> PROVIDED DATA

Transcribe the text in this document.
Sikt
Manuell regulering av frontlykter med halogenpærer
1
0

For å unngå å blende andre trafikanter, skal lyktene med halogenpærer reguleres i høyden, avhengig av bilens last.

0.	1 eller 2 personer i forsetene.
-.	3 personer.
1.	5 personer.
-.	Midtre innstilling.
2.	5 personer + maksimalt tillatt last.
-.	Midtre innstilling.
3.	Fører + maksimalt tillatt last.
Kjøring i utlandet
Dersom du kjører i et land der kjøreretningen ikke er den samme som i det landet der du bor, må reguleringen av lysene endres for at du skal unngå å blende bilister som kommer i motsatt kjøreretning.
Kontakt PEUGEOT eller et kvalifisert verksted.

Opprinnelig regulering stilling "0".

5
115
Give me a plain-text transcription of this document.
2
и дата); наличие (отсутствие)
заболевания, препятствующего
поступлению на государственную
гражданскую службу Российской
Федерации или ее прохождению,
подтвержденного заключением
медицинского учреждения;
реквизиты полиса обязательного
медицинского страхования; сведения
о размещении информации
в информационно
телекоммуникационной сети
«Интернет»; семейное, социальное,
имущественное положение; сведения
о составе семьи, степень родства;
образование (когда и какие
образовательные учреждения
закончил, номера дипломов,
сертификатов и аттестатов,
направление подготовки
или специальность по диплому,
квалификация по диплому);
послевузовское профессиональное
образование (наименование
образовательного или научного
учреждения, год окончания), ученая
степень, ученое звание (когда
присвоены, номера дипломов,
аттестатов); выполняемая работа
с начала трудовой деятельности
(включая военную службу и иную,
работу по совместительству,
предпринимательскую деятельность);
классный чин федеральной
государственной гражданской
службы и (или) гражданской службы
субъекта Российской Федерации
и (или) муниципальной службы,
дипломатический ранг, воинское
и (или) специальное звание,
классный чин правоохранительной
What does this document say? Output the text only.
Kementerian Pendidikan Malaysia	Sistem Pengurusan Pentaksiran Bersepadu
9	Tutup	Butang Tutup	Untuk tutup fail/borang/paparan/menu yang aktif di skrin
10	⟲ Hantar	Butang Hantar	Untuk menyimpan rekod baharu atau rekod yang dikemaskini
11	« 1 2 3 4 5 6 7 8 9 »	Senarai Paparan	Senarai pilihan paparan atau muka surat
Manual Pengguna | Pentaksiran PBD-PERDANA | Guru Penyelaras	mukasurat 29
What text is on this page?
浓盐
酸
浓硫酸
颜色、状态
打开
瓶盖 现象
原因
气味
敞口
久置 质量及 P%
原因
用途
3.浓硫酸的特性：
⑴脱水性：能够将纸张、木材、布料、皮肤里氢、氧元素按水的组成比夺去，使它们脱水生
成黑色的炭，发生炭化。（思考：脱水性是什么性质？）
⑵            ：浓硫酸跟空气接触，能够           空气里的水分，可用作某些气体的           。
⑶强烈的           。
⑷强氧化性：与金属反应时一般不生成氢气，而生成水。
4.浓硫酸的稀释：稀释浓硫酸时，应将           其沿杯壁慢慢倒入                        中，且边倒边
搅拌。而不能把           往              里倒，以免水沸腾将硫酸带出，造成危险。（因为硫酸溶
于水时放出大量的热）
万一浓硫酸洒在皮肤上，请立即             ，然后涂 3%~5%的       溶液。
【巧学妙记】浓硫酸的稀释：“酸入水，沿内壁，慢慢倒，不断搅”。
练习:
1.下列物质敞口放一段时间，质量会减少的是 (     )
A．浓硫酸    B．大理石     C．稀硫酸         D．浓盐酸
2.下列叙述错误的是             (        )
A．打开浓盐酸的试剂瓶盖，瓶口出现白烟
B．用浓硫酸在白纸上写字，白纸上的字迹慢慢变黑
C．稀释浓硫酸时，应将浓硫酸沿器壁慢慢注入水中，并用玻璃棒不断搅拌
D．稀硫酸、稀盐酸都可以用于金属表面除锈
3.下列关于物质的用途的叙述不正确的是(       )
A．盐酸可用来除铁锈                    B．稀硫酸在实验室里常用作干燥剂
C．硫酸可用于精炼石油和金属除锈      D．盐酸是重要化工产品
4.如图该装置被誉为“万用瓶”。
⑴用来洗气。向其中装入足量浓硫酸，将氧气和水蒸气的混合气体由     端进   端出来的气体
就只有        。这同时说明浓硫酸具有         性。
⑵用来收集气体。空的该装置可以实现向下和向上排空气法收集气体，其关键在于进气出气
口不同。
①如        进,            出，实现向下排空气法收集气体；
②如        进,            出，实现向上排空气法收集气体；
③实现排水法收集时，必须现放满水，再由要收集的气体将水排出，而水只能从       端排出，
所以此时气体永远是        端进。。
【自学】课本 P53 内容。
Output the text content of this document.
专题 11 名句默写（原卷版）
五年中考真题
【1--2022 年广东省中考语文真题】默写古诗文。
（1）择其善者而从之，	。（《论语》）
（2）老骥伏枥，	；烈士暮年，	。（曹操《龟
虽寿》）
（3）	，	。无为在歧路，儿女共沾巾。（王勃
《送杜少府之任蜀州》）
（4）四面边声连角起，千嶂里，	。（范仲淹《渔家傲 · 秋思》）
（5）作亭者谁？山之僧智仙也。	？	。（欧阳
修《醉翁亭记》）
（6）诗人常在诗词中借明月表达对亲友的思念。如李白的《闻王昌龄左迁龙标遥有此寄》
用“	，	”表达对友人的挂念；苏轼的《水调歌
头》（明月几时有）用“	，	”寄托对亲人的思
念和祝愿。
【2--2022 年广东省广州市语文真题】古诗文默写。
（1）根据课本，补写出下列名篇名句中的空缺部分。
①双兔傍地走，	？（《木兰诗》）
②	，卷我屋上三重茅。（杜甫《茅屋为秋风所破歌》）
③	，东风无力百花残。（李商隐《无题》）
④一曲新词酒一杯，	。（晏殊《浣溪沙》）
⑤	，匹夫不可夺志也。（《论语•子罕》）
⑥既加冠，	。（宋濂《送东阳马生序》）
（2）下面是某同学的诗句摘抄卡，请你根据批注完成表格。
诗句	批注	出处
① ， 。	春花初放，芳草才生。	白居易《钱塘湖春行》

> WRITTEN INSTRUCTION
Every entry should be printed again exactly as written.

> RESULT
Transcribe the text in this document.
Sikt
Manuell regulering av frontlykter med halogenpærer
1
0

For å unngå å blende andre trafikanter, skal lyktene med halogenpærer reguleres i høyden, avhengig av bilens last.

0.	1 eller 2 personer i forsetene.
-.	3 personer.
1.	5 personer.
-.	Midtre innstilling.
2.	5 personer + maksimalt tillatt last.
-.	Midtre innstilling.
3.	Fører + maksimalt tillatt last.
Kjøring i utlandet
Dersom du kjører i et land der kjøreretningen ikke er den samme som i det landet der du bor, må reguleringen av lysene endres for at du skal unngå å blende bilister som kommer i motsatt kjøreretning.
Kontakt PEUGEOT eller et kvalifisert verksted.

Opprinnelig regulering stilling "0".

5
115
Give me a plain-text transcription of this document.
2
и дата); наличие (отсутствие)
заболевания, препятствующего
поступлению на государственную
гражданскую службу Российской
Федерации или ее прохождению,
подтвержденного заключением
медицинского учреждения;
реквизиты полиса обязательного
медицинского страхования; сведения
о размещении информации
в информационно
телекоммуникационной сети
«Интернет»; семейное, социальное,
имущественное положение; сведения
о составе семьи, степень родства;
образование (когда и какие
образовательные учреждения
закончил, номера дипломов,
сертификатов и аттестатов,
направление подготовки
или специальность по диплому,
квалификация по диплому);
послевузовское профессиональное
образование (наименование
образовательного или научного
учреждения, год окончания), ученая
степень, ученое звание (когда
присвоены, номера дипломов,
аттестатов); выполняемая работа
с начала трудовой деятельности
(включая военную службу и иную,
работу по совместительству,
предпринимательскую деятельность);
классный чин федеральной
государственной гражданской
службы и (или) гражданской службы
субъекта Российской Федерации
и (или) муниципальной службы,
дипломатический ранг, воинское
и (или) специальное звание,
классный чин правоохранительной
What does this document say? Output the text only.
Kementerian Pendidikan Malaysia	Sistem Pengurusan Pentaksiran Bersepadu
9	Tutup	Butang Tutup	Untuk tutup fail/borang/paparan/menu yang aktif di skrin
10	⟲ Hantar	Butang Hantar	Untuk menyimpan rekod baharu atau rekod yang dikemaskini
11	« 1 2 3 4 5 6 7 8 9 »	Senarai Paparan	Senarai pilihan paparan atau muka surat
Manual Pengguna | Pentaksiran PBD-PERDANA | Guru Penyelaras	mukasurat 29
What text is on this page?
浓盐
酸
浓硫酸
颜色、状态
打开
瓶盖 现象
原因
气味
敞口
久置 质量及 P%
原因
用途
3.浓硫酸的特性：
⑴脱水性：能够将纸张、木材、布料、皮肤里氢、氧元素按水的组成比夺去，使它们脱水生
成黑色的炭，发生炭化。（思考：脱水性是什么性质？）
⑵            ：浓硫酸跟空气接触，能够           空气里的水分，可用作某些气体的           。
⑶强烈的           。
⑷强氧化性：与金属反应时一般不生成氢气，而生成水。
4.浓硫酸的稀释：稀释浓硫酸时，应将           其沿杯壁慢慢倒入                        中，且边倒边
搅拌。而不能把           往              里倒，以免水沸腾将硫酸带出，造成危险。（因为硫酸溶
于水时放出大量的热）
万一浓硫酸洒在皮肤上，请立即             ，然后涂 3%~5%的       溶液。
【巧学妙记】浓硫酸的稀释：“酸入水，沿内壁，慢慢倒，不断搅”。
练习:
1.下列物质敞口放一段时间，质量会减少的是 (     )
A．浓硫酸    B．大理石     C．稀硫酸         D．浓盐酸
2.下列叙述错误的是             (        )
A．打开浓盐酸的试剂瓶盖，瓶口出现白烟
B．用浓硫酸在白纸上写字，白纸上的字迹慢慢变黑
C．稀释浓硫酸时，应将浓硫酸沿器壁慢慢注入水中，并用玻璃棒不断搅拌
D．稀硫酸、稀盐酸都可以用于金属表面除锈
3.下列关于物质的用途的叙述不正确的是(       )
A．盐酸可用来除铁锈                    B．稀硫酸在实验室里常用作干燥剂
C．硫酸可用于精炼石油和金属除锈      D．盐酸是重要化工产品
4.如图该装置被誉为“万用瓶”。
⑴用来洗气。向其中装入足量浓硫酸，将氧气和水蒸气的混合气体由     端进   端出来的气体
就只有        。这同时说明浓硫酸具有         性。
⑵用来收集气体。空的该装置可以实现向下和向上排空气法收集气体，其关键在于进气出气
口不同。
①如        进,            出，实现向下排空气法收集气体；
②如        进,            出，实现向上排空气法收集气体；
③实现排水法收集时，必须现放满水，再由要收集的气体将水排出，而水只能从       端排出，
所以此时气体永远是        端进。。
【自学】课本 P53 内容。
Output the text content of this document.
专题 11 名句默写（原卷版）
五年中考真题
【1--2022 年广东省中考语文真题】默写古诗文。
（1）择其善者而从之，	。（《论语》）
（2）老骥伏枥，	；烈士暮年，	。（曹操《龟
虽寿》）
（3）	，	。无为在歧路，儿女共沾巾。（王勃
《送杜少府之任蜀州》）
（4）四面边声连角起，千嶂里，	。（范仲淹《渔家傲 · 秋思》）
（5）作亭者谁？山之僧智仙也。	？	。（欧阳
修《醉翁亭记》）
（6）诗人常在诗词中借明月表达对亲友的思念。如李白的《闻王昌龄左迁龙标遥有此寄》
用“	，	”表达对友人的挂念；苏轼的《水调歌
头》（明月几时有）用“	，	”寄托对亲人的思
念和祝愿。
【2--2022 年广东省广州市语文真题】古诗文默写。
（1）根据课本，补写出下列名篇名句中的空缺部分。
①双兔傍地走，	？（《木兰诗》）
②	，卷我屋上三重茅。（杜甫《茅屋为秋风所破歌》）
③	，东风无力百花残。（李商隐《无题》）
④一曲新词酒一杯，	。（晏殊《浣溪沙》）
⑤	，匹夫不可夺志也。（《论语•子罕》）
⑥既加冠，	。（宋濂《送东阳马生序》）
（2）下面是某同学的诗句摘抄卡，请你根据批注完成表格。
诗句	批注	出处
① ， 。	春花初放，芳草才生。	白居易《钱塘湖春行》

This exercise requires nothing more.